## TASK TO CARRY OUT
Check each line of the records for "إليه"; collect those that have it.

Stored records
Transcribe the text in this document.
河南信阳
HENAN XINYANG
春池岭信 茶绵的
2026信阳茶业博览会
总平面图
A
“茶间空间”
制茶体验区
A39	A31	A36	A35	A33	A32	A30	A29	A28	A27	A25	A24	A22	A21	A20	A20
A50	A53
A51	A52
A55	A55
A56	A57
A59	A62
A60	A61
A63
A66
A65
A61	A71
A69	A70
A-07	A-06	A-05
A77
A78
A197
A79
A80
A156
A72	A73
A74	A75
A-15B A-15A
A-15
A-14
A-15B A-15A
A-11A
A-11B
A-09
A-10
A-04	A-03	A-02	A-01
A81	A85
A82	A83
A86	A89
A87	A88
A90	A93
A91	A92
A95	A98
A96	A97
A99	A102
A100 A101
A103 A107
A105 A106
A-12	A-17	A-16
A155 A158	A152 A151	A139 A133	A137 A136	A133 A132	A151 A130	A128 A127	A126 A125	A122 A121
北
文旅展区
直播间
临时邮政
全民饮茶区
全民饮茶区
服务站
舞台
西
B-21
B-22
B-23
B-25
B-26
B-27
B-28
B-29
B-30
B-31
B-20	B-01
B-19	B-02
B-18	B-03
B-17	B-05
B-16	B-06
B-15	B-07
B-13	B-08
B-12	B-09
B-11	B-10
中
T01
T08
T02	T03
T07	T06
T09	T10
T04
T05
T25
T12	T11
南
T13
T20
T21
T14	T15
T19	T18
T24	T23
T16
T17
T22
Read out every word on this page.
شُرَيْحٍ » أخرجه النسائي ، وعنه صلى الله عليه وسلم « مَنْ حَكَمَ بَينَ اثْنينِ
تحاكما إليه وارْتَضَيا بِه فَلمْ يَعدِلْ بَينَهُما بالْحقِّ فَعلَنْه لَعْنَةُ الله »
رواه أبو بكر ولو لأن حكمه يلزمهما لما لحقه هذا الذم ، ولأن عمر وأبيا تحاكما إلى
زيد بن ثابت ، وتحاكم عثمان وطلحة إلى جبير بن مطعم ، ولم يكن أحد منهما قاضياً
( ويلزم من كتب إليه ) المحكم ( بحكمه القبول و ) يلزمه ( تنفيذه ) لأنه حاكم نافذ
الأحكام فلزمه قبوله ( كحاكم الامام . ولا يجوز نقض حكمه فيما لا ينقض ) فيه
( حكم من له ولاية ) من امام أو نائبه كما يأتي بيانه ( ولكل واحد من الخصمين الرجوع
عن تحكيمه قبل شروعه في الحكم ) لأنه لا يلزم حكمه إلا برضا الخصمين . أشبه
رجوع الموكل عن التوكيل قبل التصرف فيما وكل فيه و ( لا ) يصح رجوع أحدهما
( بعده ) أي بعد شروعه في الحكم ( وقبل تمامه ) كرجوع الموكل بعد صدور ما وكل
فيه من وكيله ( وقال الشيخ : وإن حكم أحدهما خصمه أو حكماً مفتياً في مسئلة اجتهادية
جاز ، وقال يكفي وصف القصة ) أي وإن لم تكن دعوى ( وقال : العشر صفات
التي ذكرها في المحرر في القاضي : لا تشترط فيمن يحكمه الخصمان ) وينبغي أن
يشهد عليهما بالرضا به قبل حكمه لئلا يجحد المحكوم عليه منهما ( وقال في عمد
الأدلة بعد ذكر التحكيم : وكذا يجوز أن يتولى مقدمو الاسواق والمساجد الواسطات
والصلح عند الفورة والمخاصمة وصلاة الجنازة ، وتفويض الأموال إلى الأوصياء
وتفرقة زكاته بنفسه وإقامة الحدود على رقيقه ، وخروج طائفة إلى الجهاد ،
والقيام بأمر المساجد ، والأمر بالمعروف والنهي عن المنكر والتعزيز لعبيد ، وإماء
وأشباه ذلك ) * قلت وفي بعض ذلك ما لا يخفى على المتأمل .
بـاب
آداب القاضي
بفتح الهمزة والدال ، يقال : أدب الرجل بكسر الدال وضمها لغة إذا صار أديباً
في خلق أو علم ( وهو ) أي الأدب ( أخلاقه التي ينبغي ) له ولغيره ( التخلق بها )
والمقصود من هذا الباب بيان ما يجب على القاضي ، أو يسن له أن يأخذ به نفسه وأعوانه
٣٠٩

## RESPONSE
تحاكما إليه وارْتَضَيا بِه فَلمْ يَعدِلْ بَينَهُما بالْحقِّ فَعلَنْه لَعْنَةُ الله »
( ويلزم من كتب إليه ) المحكم ( بحكمه القبول و ) يلزمه ( تنفيذه ) لأنه حاكم نافذ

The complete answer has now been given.